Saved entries
↓↓↓

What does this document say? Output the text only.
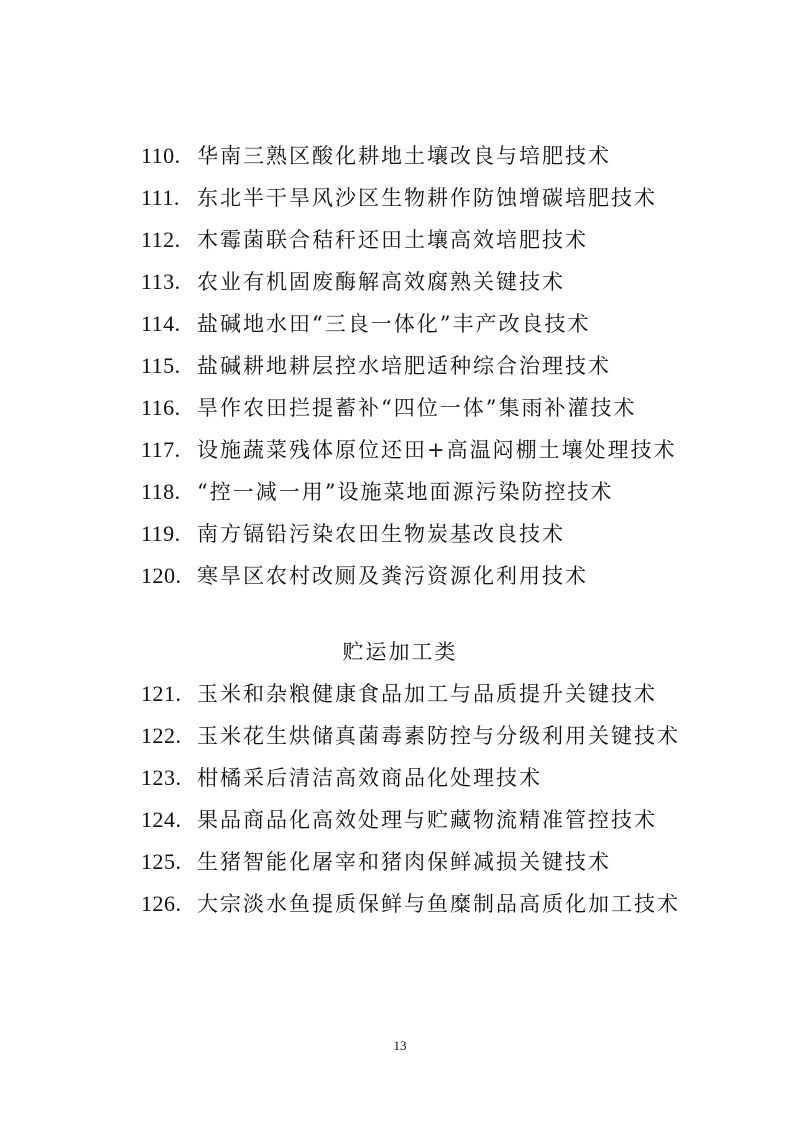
110. 华南三熟区酸化耕地土壤改良与培肥技术
111. 东北半干旱风沙区生物耕作防蚀增碳培肥技术
112. 木霉菌联合秸秆还田土壤高效培肥技术
113. 农业有机固废酶解高效腐熟关键技术
114. 盐碱地水田“三良一体化”丰产改良技术
115. 盐碱耕地耕层控水培肥适种综合治理技术
116. 旱作农田拦提蓄补“四位一体”集雨补灌技术
117. 设施蔬菜残体原位还田+高温闷棚土壤处理技术
118. “控一减一用”设施菜地面源污染防控技术
119. 南方镉铅污染农田生物炭基改良技术
120. 寒旱区农村改厕及粪污资源化利用技术
贮运加工类
121. 玉米和杂粮健康食品加工与品质提升关键技术
122. 玉米花生烘储真菌毒素防控与分级利用关键技术
123. 柑橘采后清洁高效商品化处理技术
124. 果品商品化高效处理与贮藏物流精准管控技术
125. 生猪智能化屠宰和猪肉保鲜减损关键技术
126. 大宗淡水鱼提质保鲜与鱼糜制品高质化加工技术
13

↑↑↑

◆ **Exercise directions**:
Make an exact copy of every entry above, minus the images.

◆ **Answer for this exercise**:
What does this document say? Output the text only.
110. 华南三熟区酸化耕地土壤改良与培肥技术
111. 东北半干旱风沙区生物耕作防蚀增碳培肥技术
112. 木霉菌联合秸秆还田土壤高效培肥技术
113. 农业有机固废酶解高效腐熟关键技术
114. 盐碱地水田“三良一体化”丰产改良技术
115. 盐碱耕地耕层控水培肥适种综合治理技术
116. 旱作农田拦提蓄补“四位一体”集雨补灌技术
117. 设施蔬菜残体原位还田+高温闷棚土壤处理技术
118. “控一减一用”设施菜地面源污染防控技术
119. 南方镉铅污染农田生物炭基改良技术
120. 寒旱区农村改厕及粪污资源化利用技术
贮运加工类
121. 玉米和杂粮健康食品加工与品质提升关键技术
122. 玉米花生烘储真菌毒素防控与分级利用关键技术
123. 柑橘采后清洁高效商品化处理技术
124. 果品商品化高效处理与贮藏物流精准管控技术
125. 生猪智能化屠宰和猪肉保鲜减损关键技术
126. 大宗淡水鱼提质保鲜与鱼糜制品高质化加工技术
13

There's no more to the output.